» Your task
Look for "initials" in the listing below. Gather each line that contains it.

** START Records supplied **

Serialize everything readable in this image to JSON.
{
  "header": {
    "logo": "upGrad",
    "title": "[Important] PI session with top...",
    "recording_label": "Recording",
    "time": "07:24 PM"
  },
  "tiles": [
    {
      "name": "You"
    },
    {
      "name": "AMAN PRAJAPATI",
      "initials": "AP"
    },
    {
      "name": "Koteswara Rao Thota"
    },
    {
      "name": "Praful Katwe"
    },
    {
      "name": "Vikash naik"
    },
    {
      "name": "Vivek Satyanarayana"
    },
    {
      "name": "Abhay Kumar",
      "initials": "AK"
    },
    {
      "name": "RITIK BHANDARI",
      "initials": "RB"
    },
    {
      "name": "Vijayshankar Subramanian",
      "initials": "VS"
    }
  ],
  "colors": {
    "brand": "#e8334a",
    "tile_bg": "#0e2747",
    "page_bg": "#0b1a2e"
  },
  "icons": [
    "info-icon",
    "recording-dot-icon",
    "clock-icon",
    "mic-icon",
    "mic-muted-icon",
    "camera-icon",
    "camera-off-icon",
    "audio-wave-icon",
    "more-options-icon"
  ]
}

** END Records supplied **
** START Records supplied **

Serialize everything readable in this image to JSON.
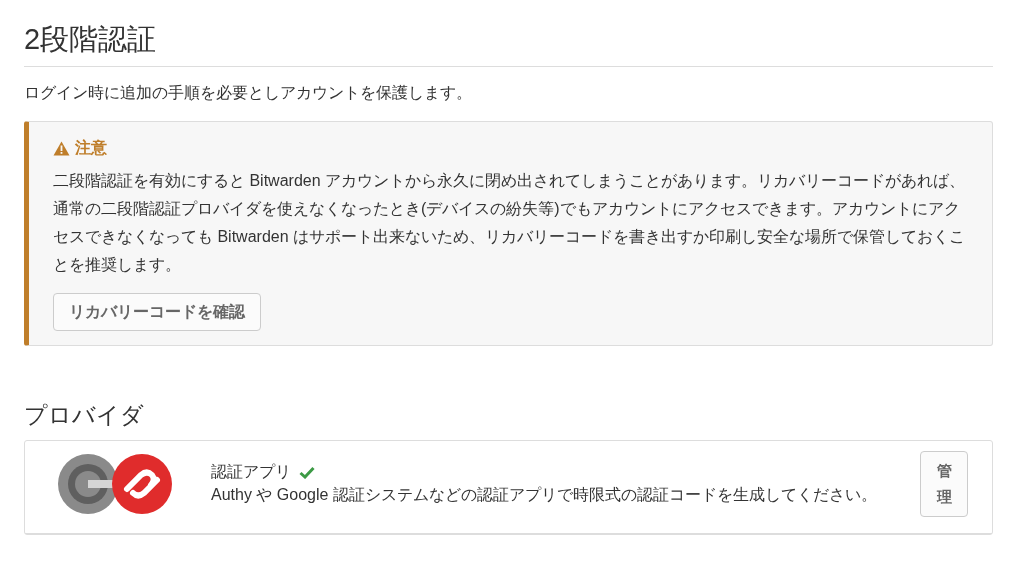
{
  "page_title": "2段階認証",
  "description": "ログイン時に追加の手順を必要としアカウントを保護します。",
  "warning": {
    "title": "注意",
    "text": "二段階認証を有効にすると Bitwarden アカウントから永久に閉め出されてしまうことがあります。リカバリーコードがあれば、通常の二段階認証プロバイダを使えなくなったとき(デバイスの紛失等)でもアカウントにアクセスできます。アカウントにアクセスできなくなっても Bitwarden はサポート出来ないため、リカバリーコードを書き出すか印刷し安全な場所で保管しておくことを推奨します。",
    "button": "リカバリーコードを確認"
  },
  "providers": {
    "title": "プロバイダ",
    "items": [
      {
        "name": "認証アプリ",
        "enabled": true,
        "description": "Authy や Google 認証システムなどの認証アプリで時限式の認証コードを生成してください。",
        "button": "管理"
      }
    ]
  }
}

** END Records supplied **

» Result of this task
      "initials": "AP"
      "initials": "AK"
      "initials": "RB"
      "initials": "VS"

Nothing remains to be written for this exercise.